Do this =
Copy all the data exactly, except the pictures.

Record list =
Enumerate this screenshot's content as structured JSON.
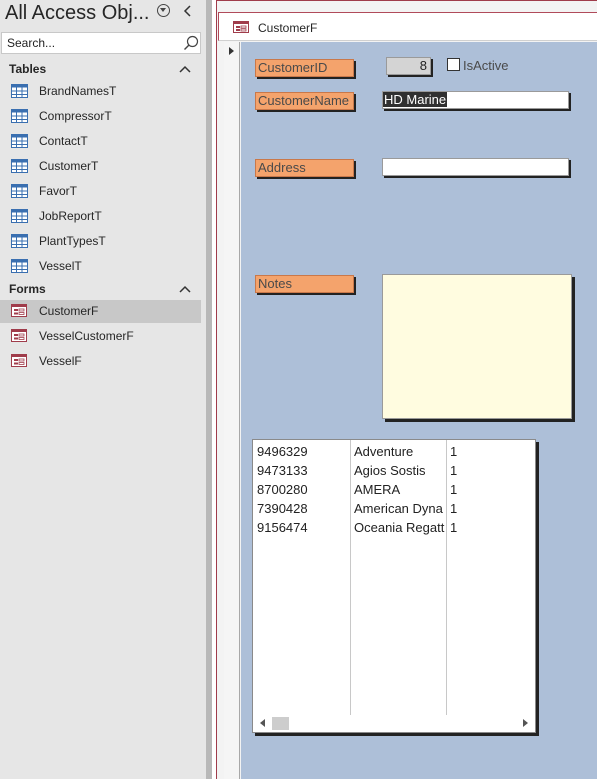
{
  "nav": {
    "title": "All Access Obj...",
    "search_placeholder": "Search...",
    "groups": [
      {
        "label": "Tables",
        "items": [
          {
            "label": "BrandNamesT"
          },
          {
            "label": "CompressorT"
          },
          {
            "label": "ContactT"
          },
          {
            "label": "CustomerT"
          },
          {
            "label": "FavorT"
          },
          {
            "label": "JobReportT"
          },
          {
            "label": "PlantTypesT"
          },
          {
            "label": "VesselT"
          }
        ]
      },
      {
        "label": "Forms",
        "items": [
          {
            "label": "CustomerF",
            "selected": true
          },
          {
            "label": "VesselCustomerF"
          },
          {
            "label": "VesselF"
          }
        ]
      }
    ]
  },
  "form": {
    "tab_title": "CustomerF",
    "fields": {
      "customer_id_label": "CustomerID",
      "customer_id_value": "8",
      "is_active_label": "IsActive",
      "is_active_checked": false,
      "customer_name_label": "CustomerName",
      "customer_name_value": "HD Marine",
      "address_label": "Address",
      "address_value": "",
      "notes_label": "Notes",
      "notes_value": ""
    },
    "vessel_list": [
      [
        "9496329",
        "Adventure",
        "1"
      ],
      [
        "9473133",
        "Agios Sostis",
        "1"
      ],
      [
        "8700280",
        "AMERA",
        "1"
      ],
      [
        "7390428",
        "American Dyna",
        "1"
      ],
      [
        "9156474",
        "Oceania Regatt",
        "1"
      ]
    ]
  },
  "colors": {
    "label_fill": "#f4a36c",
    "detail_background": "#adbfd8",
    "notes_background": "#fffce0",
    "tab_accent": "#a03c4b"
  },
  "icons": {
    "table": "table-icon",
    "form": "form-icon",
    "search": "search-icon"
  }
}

Exercise output =
Enumerate this screenshot's content as structured JSON.
{
  "nav": {
    "title": "All Access Obj...",
    "search_placeholder": "Search...",
    "groups": [
      {
        "label": "Tables",
        "items": [
          {
            "label": "BrandNamesT"
          },
          {
            "label": "CompressorT"
          },
          {
            "label": "ContactT"
          },
          {
            "label": "CustomerT"
          },
          {
            "label": "FavorT"
          },
          {
            "label": "JobReportT"
          },
          {
            "label": "PlantTypesT"
          },
          {
            "label": "VesselT"
          }
        ]
      },
      {
        "label": "Forms",
        "items": [
          {
            "label": "CustomerF",
            "selected": true
          },
          {
            "label": "VesselCustomerF"
          },
          {
            "label": "VesselF"
          }
        ]
      }
    ]
  },
  "form": {
    "tab_title": "CustomerF",
    "fields": {
      "customer_id_label": "CustomerID",
      "customer_id_value": "8",
      "is_active_label": "IsActive",
      "is_active_checked": false,
      "customer_name_label": "CustomerName",
      "customer_name_value": "HD Marine",
      "address_label": "Address",
      "address_value": "",
      "notes_label": "Notes",
      "notes_value": ""
    },
    "vessel_list": [
      [
        "9496329",
        "Adventure",
        "1"
      ],
      [
        "9473133",
        "Agios Sostis",
        "1"
      ],
      [
        "8700280",
        "AMERA",
        "1"
      ],
      [
        "7390428",
        "American Dyna",
        "1"
      ],
      [
        "9156474",
        "Oceania Regatt",
        "1"
      ]
    ]
  },
  "colors": {
    "label_fill": "#f4a36c",
    "detail_background": "#adbfd8",
    "notes_background": "#fffce0",
    "tab_accent": "#a03c4b"
  },
  "icons": {
    "table": "table-icon",
    "form": "form-icon",
    "search": "search-icon"
  }
}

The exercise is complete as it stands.